**Exercise task**
Transcribe every entry word for word, but skip the images.

[Data excerpts]
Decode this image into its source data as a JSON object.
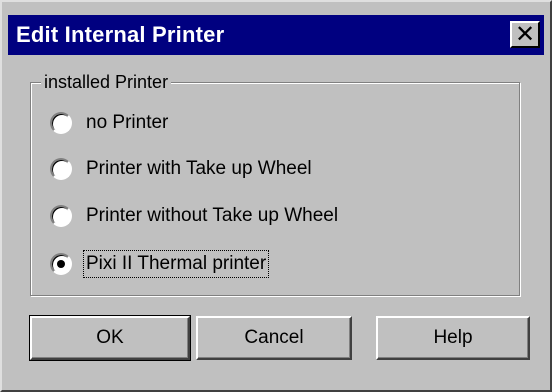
{
  "window": {
    "title": "Edit Internal Printer",
    "close_glyph": "✕"
  },
  "group": {
    "label": "installed Printer",
    "options": [
      {
        "label": "no Printer",
        "selected": false
      },
      {
        "label": "Printer with Take up Wheel",
        "selected": false
      },
      {
        "label": "Printer without Take up Wheel",
        "selected": false
      },
      {
        "label": "Pixi II Thermal printer",
        "selected": true
      }
    ]
  },
  "buttons": {
    "ok": "OK",
    "cancel": "Cancel",
    "help": "Help"
  },
  "colors": {
    "titlebar": "#000080",
    "face": "#c0c0c0"
  }
}
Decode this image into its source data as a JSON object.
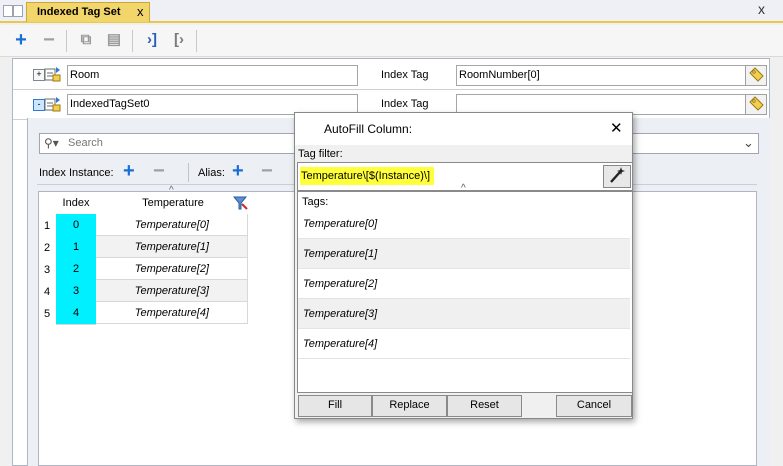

**Result of the exercise**
Decode this image into its source data as a JSON object.
{
  "window": {
    "title": "Edit Internal Printer",
    "close_glyph": "✕"
  },
  "group": {
    "label": "installed Printer",
    "options": [
      {
        "label": "no Printer",
        "selected": false
      },
      {
        "label": "Printer with Take up Wheel",
        "selected": false
      },
      {
        "label": "Printer without Take up Wheel",
        "selected": false
      },
      {
        "label": "Pixi II Thermal printer",
        "selected": true
      }
    ]
  },
  "buttons": {
    "ok": "OK",
    "cancel": "Cancel",
    "help": "Help"
  },
  "colors": {
    "titlebar": "#000080",
    "face": "#c0c0c0"
  }
}
Decode this image into its source data as a JSON object.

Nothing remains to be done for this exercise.